— start of SUPPLIED DATA —
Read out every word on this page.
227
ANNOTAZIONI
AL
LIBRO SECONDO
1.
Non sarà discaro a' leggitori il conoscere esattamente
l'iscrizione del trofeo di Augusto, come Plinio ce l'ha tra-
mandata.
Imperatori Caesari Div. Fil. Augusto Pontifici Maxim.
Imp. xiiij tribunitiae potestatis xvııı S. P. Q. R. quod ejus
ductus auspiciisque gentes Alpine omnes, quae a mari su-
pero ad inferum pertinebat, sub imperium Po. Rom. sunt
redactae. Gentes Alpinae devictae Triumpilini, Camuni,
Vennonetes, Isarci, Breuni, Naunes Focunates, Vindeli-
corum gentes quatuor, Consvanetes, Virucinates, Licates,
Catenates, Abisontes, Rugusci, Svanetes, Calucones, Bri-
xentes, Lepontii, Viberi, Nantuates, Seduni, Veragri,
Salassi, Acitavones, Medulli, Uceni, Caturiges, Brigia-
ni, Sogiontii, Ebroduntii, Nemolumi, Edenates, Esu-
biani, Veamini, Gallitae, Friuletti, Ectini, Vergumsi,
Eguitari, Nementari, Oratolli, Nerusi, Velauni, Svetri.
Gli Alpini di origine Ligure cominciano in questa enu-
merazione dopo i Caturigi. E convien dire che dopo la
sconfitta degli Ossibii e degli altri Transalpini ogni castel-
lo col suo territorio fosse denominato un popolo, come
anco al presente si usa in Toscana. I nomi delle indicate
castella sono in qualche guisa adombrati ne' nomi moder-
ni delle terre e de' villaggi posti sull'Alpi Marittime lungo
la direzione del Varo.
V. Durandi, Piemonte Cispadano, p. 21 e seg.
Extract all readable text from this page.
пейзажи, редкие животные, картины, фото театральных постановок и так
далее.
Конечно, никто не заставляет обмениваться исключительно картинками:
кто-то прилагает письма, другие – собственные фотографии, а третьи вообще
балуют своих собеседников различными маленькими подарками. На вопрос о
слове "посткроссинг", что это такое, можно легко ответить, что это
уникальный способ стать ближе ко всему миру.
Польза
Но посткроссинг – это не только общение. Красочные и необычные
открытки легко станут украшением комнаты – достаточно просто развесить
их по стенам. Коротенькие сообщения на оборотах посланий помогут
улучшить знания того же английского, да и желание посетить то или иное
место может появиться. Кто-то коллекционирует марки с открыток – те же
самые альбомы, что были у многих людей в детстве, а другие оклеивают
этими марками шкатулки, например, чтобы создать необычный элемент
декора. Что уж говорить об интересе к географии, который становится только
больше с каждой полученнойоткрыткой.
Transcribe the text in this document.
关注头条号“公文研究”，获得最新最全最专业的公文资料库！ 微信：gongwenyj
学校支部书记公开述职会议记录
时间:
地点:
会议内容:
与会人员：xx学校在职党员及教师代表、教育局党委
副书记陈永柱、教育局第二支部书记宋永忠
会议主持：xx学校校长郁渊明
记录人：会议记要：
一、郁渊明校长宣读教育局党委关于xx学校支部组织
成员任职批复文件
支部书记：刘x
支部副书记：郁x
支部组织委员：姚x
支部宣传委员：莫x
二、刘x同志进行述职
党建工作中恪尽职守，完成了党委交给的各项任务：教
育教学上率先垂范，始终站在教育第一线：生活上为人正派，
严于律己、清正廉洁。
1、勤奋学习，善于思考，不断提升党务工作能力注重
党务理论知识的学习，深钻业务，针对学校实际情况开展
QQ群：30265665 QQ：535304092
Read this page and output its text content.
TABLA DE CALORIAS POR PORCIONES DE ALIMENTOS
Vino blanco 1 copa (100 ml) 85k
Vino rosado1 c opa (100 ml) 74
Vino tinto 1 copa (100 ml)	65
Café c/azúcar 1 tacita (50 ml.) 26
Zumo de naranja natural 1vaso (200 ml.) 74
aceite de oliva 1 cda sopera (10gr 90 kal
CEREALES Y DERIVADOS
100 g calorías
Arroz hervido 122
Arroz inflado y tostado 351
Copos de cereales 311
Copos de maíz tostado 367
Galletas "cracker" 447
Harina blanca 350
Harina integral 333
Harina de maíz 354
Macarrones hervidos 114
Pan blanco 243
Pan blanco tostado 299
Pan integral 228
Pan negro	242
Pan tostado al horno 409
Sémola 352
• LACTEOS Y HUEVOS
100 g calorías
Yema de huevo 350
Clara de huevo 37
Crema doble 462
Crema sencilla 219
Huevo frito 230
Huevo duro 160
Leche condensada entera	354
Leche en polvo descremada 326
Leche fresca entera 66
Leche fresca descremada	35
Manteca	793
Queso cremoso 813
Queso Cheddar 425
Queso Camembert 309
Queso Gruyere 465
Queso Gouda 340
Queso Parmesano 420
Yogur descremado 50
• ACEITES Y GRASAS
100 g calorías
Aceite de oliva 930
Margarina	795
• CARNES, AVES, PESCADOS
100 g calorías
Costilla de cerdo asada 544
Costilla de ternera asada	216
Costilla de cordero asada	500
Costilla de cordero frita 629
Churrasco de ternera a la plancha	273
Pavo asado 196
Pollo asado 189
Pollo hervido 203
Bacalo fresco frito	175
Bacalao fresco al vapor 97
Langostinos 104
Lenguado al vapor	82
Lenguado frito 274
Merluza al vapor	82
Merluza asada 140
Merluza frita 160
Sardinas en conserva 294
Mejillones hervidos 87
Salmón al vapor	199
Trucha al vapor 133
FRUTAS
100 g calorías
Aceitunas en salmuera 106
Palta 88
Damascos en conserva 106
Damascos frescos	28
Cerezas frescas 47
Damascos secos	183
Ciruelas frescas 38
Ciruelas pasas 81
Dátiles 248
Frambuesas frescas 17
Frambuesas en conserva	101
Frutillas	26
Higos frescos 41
— end of SUPPLIED DATA —
## [TASK DESCRIPTION]
Copy each line of the records containing the string "conserva".

## [RESULT]
Sardinas en conserva 294
Damascos en conserva 106
Frambuesas en conserva	101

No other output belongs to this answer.